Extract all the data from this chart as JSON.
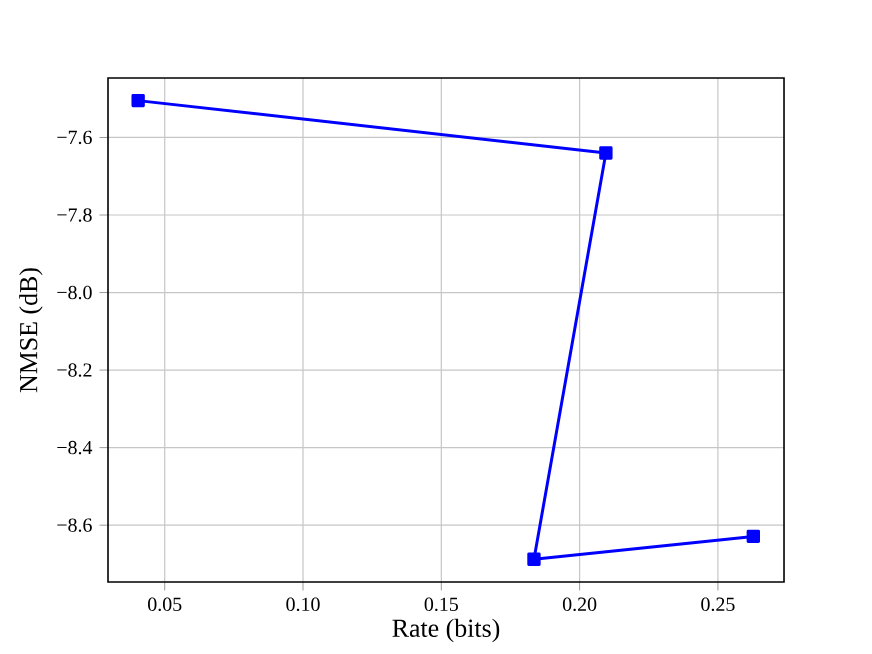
{
  "chart_data": {
    "type": "line",
    "xlabel": "Rate (bits)",
    "ylabel": "NMSE (dB)",
    "series": [
      {
        "color": "#0000ff",
        "x": [
          0.0404,
          0.2095,
          0.1835,
          0.2628
        ],
        "values": [
          -7.505,
          -7.64,
          -8.688,
          -8.629
        ]
      }
    ],
    "xlim": [
      0.0295,
      0.2739
    ],
    "ylim": [
      -8.7466,
      -7.4466
    ],
    "xticks": [
      {
        "value": 0.05,
        "label": "0.05"
      },
      {
        "value": 0.1,
        "label": "0.10"
      },
      {
        "value": 0.15,
        "label": "0.15"
      },
      {
        "value": 0.2,
        "label": "0.20"
      },
      {
        "value": 0.25,
        "label": "0.25"
      }
    ],
    "yticks": [
      {
        "value": -8.6,
        "label": "−8.6"
      },
      {
        "value": -8.4,
        "label": "−8.4"
      },
      {
        "value": -8.2,
        "label": "−8.2"
      },
      {
        "value": -8.0,
        "label": "−8.0"
      },
      {
        "value": -7.8,
        "label": "−7.8"
      },
      {
        "value": -7.6,
        "label": "−7.6"
      }
    ],
    "grid": true,
    "marker": "square",
    "line_style": "solid"
  }
}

--------

* WHAT IS REQUIRED:
All entries are to be retyped exactly. Omit any embedded images.

* WRITTEN SOLUTION:
Extract all the data from this chart as JSON.
{
  "chart_data": {
    "type": "line",
    "xlabel": "Rate (bits)",
    "ylabel": "NMSE (dB)",
    "series": [
      {
        "color": "#0000ff",
        "x": [
          0.0404,
          0.2095,
          0.1835,
          0.2628
        ],
        "values": [
          -7.505,
          -7.64,
          -8.688,
          -8.629
        ]
      }
    ],
    "xlim": [
      0.0295,
      0.2739
    ],
    "ylim": [
      -8.7466,
      -7.4466
    ],
    "xticks": [
      {
        "value": 0.05,
        "label": "0.05"
      },
      {
        "value": 0.1,
        "label": "0.10"
      },
      {
        "value": 0.15,
        "label": "0.15"
      },
      {
        "value": 0.2,
        "label": "0.20"
      },
      {
        "value": 0.25,
        "label": "0.25"
      }
    ],
    "yticks": [
      {
        "value": -8.6,
        "label": "−8.6"
      },
      {
        "value": -8.4,
        "label": "−8.4"
      },
      {
        "value": -8.2,
        "label": "−8.2"
      },
      {
        "value": -8.0,
        "label": "−8.0"
      },
      {
        "value": -7.8,
        "label": "−7.8"
      },
      {
        "value": -7.6,
        "label": "−7.6"
      }
    ],
    "grid": true,
    "marker": "square",
    "line_style": "solid"
  }
}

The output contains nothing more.